:: Listed records
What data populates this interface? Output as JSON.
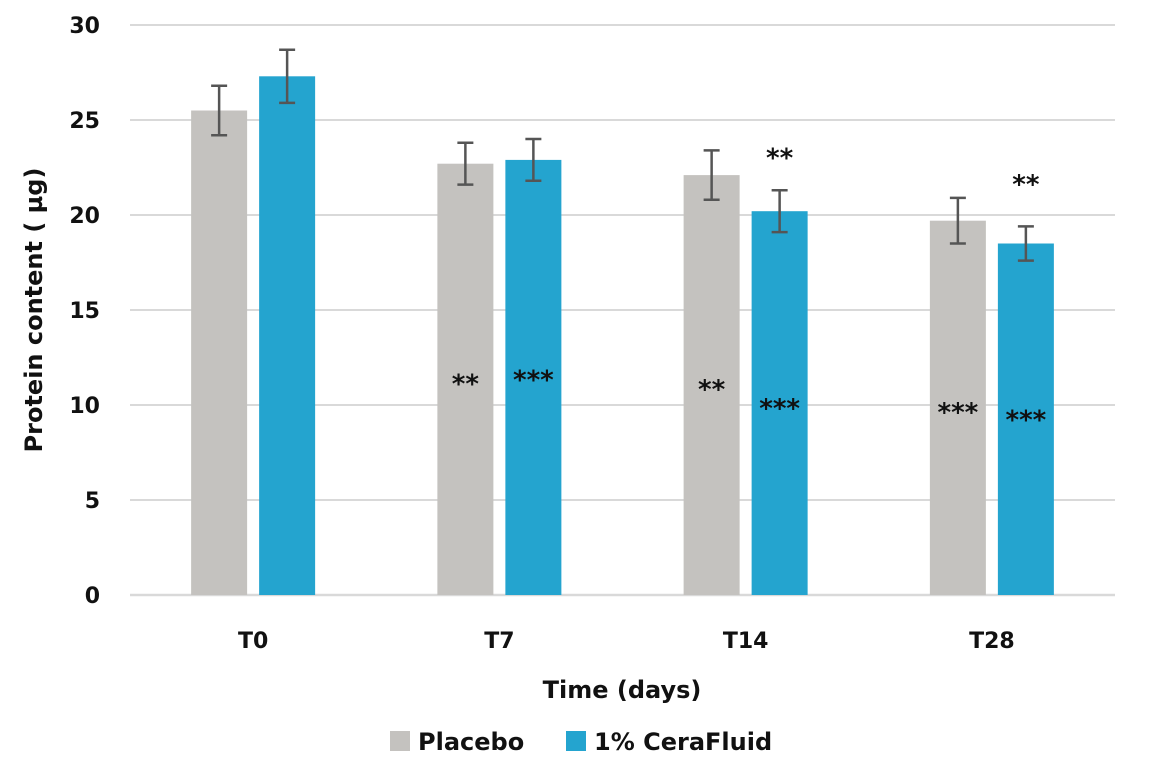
{
  "chart_data": {
    "type": "bar",
    "categories": [
      "T0",
      "T7",
      "T14",
      "T28"
    ],
    "series": [
      {
        "name": "Placebo",
        "color": "#c4c2bf",
        "values": [
          25.5,
          22.7,
          22.1,
          19.7
        ],
        "errors": [
          1.3,
          1.1,
          1.3,
          1.2
        ],
        "annotations": [
          {
            "text": "",
            "value": null
          },
          {
            "text": "**",
            "value": 11.4
          },
          {
            "text": "**",
            "value": 11.1
          },
          {
            "text": "***",
            "value": 9.9
          }
        ]
      },
      {
        "name": "1% CeraFluid",
        "color": "#24a4cf",
        "values": [
          27.3,
          22.9,
          20.2,
          18.5
        ],
        "errors": [
          1.4,
          1.1,
          1.1,
          0.9
        ],
        "annotations": [
          {
            "text": "",
            "value": null
          },
          {
            "text": "***",
            "value": 11.6
          },
          {
            "text": "***",
            "value": 10.1
          },
          {
            "text": "***",
            "value": 9.5
          }
        ]
      }
    ],
    "top_annotations": [
      {
        "category_index": 2,
        "text": "**",
        "value": 23.3
      },
      {
        "category_index": 3,
        "text": "**",
        "value": 21.9
      }
    ],
    "yticks": [
      0,
      5,
      10,
      15,
      20,
      25,
      30
    ],
    "ylim": [
      0,
      30
    ],
    "xlabel": "Time (days)",
    "ylabel": "Protein content ( µg)",
    "grid": true,
    "legend_position": "bottom"
  }
}
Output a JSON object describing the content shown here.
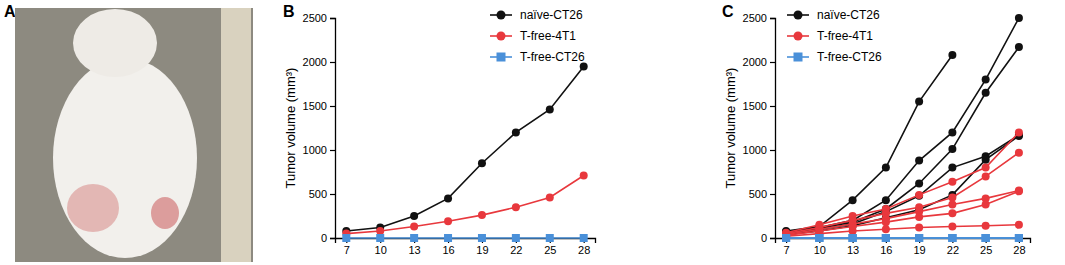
{
  "chart_data": [
    {
      "type": "image",
      "title": "A"
    },
    {
      "type": "line",
      "title": "B",
      "x": [
        7,
        10,
        13,
        16,
        19,
        22,
        25,
        28
      ],
      "xlim": [
        6,
        29
      ],
      "xticks": [
        7,
        10,
        13,
        16,
        19,
        22,
        25,
        28
      ],
      "ylim": [
        0,
        2500
      ],
      "yticks": [
        0,
        500,
        1000,
        1500,
        2000,
        2500
      ],
      "y_label": "Tumor volume (mm³)",
      "legend": "upper right",
      "series": [
        {
          "name": "naïve-CT26",
          "color": "#111111",
          "marker": "circle",
          "values": [
            80,
            120,
            250,
            450,
            850,
            1200,
            1460,
            1950
          ]
        },
        {
          "name": "T-free-4T1",
          "color": "#e8383d",
          "marker": "circle",
          "values": [
            50,
            80,
            130,
            190,
            260,
            350,
            460,
            710
          ]
        },
        {
          "name": "T-free-CT26",
          "color": "#4a90d9",
          "marker": "square",
          "values": [
            0,
            0,
            0,
            0,
            0,
            0,
            0,
            0
          ]
        }
      ]
    },
    {
      "type": "line",
      "title": "C",
      "x": [
        7,
        10,
        13,
        16,
        19,
        22,
        25,
        28
      ],
      "xlim": [
        6,
        29
      ],
      "xticks": [
        7,
        10,
        13,
        16,
        19,
        22,
        25,
        28
      ],
      "ylim": [
        0,
        2500
      ],
      "yticks": [
        0,
        500,
        1000,
        1500,
        2000,
        2500
      ],
      "y_label": "Tumor volume (mm³)",
      "legend": "upper left",
      "series": [
        {
          "name": "naïve-CT26",
          "color": "#111111",
          "marker": "circle",
          "values": [
            80,
            130,
            430,
            800,
            1550,
            2080,
            null,
            null
          ]
        },
        {
          "name": "naïve-CT26",
          "color": "#111111",
          "marker": "circle",
          "values": [
            70,
            120,
            200,
            430,
            880,
            1200,
            1800,
            2500
          ]
        },
        {
          "name": "naïve-CT26",
          "color": "#111111",
          "marker": "circle",
          "values": [
            60,
            110,
            180,
            330,
            620,
            1010,
            1650,
            2170
          ]
        },
        {
          "name": "naïve-CT26",
          "color": "#111111",
          "marker": "circle",
          "values": [
            50,
            100,
            160,
            300,
            480,
            800,
            930,
            1170
          ]
        },
        {
          "name": "naïve-CT26",
          "color": "#111111",
          "marker": "circle",
          "values": [
            40,
            80,
            140,
            230,
            320,
            490,
            890,
            1160
          ]
        },
        {
          "name": "T-free-4T1",
          "color": "#e8383d",
          "marker": "circle",
          "values": [
            60,
            150,
            250,
            330,
            490,
            640,
            800,
            1200
          ]
        },
        {
          "name": "T-free-4T1",
          "color": "#e8383d",
          "marker": "circle",
          "values": [
            50,
            120,
            200,
            280,
            350,
            460,
            700,
            970
          ]
        },
        {
          "name": "T-free-4T1",
          "color": "#e8383d",
          "marker": "circle",
          "values": [
            40,
            100,
            160,
            220,
            300,
            380,
            450,
            540
          ]
        },
        {
          "name": "T-free-4T1",
          "color": "#e8383d",
          "marker": "circle",
          "values": [
            30,
            80,
            130,
            180,
            240,
            280,
            380,
            530
          ]
        },
        {
          "name": "T-free-4T1",
          "color": "#e8383d",
          "marker": "circle",
          "values": [
            20,
            50,
            80,
            100,
            120,
            130,
            140,
            150
          ]
        },
        {
          "name": "T-free-CT26",
          "color": "#4a90d9",
          "marker": "square",
          "values": [
            0,
            0,
            0,
            0,
            0,
            0,
            0,
            0
          ]
        },
        {
          "name": "T-free-CT26",
          "color": "#4a90d9",
          "marker": "square",
          "values": [
            0,
            0,
            0,
            0,
            0,
            0,
            0,
            0
          ]
        },
        {
          "name": "T-free-CT26",
          "color": "#4a90d9",
          "marker": "square",
          "values": [
            0,
            0,
            0,
            0,
            0,
            0,
            0,
            0
          ]
        }
      ]
    }
  ]
}
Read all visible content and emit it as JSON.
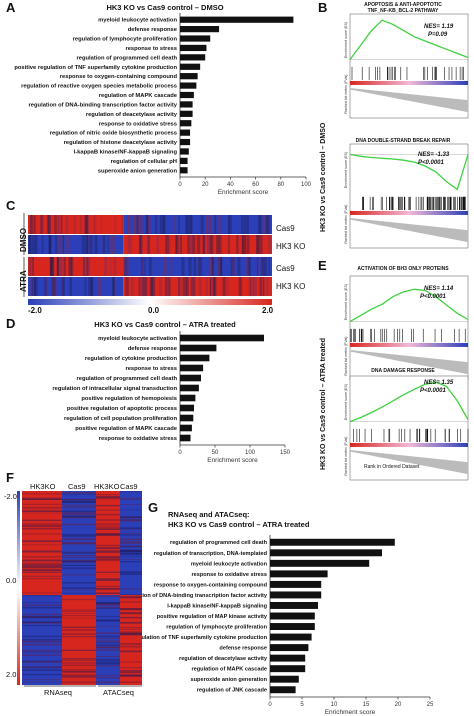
{
  "panels": {
    "A": "A",
    "B": "B",
    "C": "C",
    "D": "D",
    "E": "E",
    "F": "F",
    "G": "G"
  },
  "panel_A": {
    "title": "HK3 KO vs Cas9 control – DMSO",
    "xlabel": "Enrichment score"
  },
  "panel_D": {
    "title": "HK3 KO vs Cas9 control – ATRA treated",
    "xlabel": "Enrichment score"
  },
  "panel_G": {
    "title_line1": "RNAseq and ATACseq:",
    "title_line2": "HK3 KO vs Cas9 control – ATRA treated",
    "xlabel": "Enrichment score"
  },
  "panel_B": {
    "side_label": "HK3 KO vs Cas9 control – DMSO",
    "gsea1": {
      "title_line1": "APOPTOSIS & ANTI-APOPTOTIC",
      "title_line2": "TNF_NF-KB_BCL-2 PATHWAY",
      "nes": "NES= 1.19",
      "p": "P=0.09"
    },
    "gsea2": {
      "title_line1": "DNA DOUBLE-STRAND BREAK REPAIR",
      "title_line2": "",
      "nes": "NES= -1.33",
      "p": "P<0.0001"
    }
  },
  "panel_E": {
    "side_label": "HK3 KO vs Cas9 control – ATRA treated",
    "gsea1": {
      "title_line1": "ACTIVATION OF BH3 ONLY PROTEINS",
      "title_line2": "",
      "nes": "NES= 1.14",
      "p": "P<0.0001"
    },
    "gsea2": {
      "title_line1": "DNA DAMAGE RESPONSE",
      "title_line2": "",
      "nes": "NES= 1.35",
      "p": "P<0.0001"
    },
    "xaxis": "Rank in Ordered Dataset"
  },
  "gsea_axis": {
    "es": "Enrichment score (ES)",
    "metric": "Ranked list metric (FVal)"
  },
  "panel_C": {
    "row_labels": [
      "Cas9",
      "HK3 KO",
      "Cas9",
      "HK3 KO"
    ],
    "groups": [
      "DMSO",
      "ATRA"
    ],
    "scale": [
      "-2.0",
      "0.0",
      "2.0"
    ]
  },
  "panel_F": {
    "col_labels": [
      "HK3KO",
      "Cas9",
      "HK3KO",
      "Cas9"
    ],
    "bottom_labels": [
      "RNAseq",
      "ATACseq"
    ],
    "scale": [
      "-2.0",
      "0.0",
      "2.0"
    ]
  },
  "chart_data": [
    {
      "type": "bar",
      "title": "HK3 KO vs Cas9 control – DMSO",
      "xlabel": "Enrichment score",
      "xlim": [
        0,
        100
      ],
      "xticks": [
        "0",
        "20",
        "40",
        "60",
        "80",
        "100"
      ],
      "categories": [
        "myeloid leukocyte activation",
        "defense response",
        "regulation of lymphocyte proliferation",
        "response to stress",
        "regulation of programmed cell death",
        "positive regulation of TNF superfamily cytokine production",
        "response to oxygen-containing compound",
        "regulation of reactive oxygen species metabolic process",
        "regulation of MAPK cascade",
        "regulation of DNA-binding transcription factor activity",
        "regulation of deacetylase activity",
        "response to oxidative stress",
        "regulation of nitric oxide biosynthetic process",
        "regulation of histone deacetylase activity",
        "I-kappaB kinase/NF-kappaB signaling",
        "regulation of cellular pH",
        "superoxide anion generation"
      ],
      "values": [
        90,
        31,
        24,
        21,
        20,
        16,
        14,
        13,
        11,
        10,
        10,
        9,
        8,
        8,
        7,
        6,
        6
      ]
    },
    {
      "type": "bar",
      "title": "HK3 KO vs Cas9 control – ATRA treated",
      "xlabel": "Enrichment score",
      "xlim": [
        0,
        150
      ],
      "xticks": [
        "0",
        "50",
        "100",
        "150"
      ],
      "categories": [
        "myeloid leukocyte activation",
        "defense response",
        "regulation of cytokine production",
        "response to stress",
        "regulation of programmed cell death",
        "regulation of intracellular signal transduction",
        "positive regulation of hemopoiesis",
        "positive regulation of apoptotic process",
        "regulation of cell population proliferation",
        "positive regulation of MAPK cascade",
        "response to oxidative stress"
      ],
      "values": [
        120,
        52,
        42,
        33,
        30,
        27,
        22,
        20,
        19,
        17,
        15
      ]
    },
    {
      "type": "bar",
      "title": "RNAseq and ATACseq: HK3 KO vs Cas9 control – ATRA treated",
      "xlabel": "Enrichment score",
      "xlim": [
        0,
        25
      ],
      "xticks": [
        "0",
        "5",
        "10",
        "15",
        "20",
        "25"
      ],
      "categories": [
        "regulation of programmed cell death",
        "regulation of transcription, DNA-templated",
        "myeloid leukocyte activation",
        "response to oxidative stress",
        "response to oxygen-containing compound",
        "regulation of DNA-binding transcription factor activity",
        "I-kappaB kinase/NF-kappaB signaling",
        "positive regulation of MAP kinase activity",
        "regulation of lymphocyte proliferation",
        "positive regulation of TNF superfamily cytokine production",
        "defense response",
        "regulation of deacetylase activity",
        "regulation of MAPK cascade",
        "superoxide anion generation",
        "regulation of JNK cascade"
      ],
      "values": [
        19.5,
        17.5,
        15.5,
        9,
        8,
        8,
        7.5,
        7,
        7,
        6.5,
        6,
        5.5,
        5.5,
        4.5,
        4
      ]
    }
  ],
  "colors": {
    "bar": "#111111",
    "red": "#d7261e",
    "blue": "#2b3fb8",
    "green": "#3fd13f"
  }
}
::::
Copy down every line of the material above that includes the string "anion".

        "superoxide anion generation"
        "superoxide anion generation",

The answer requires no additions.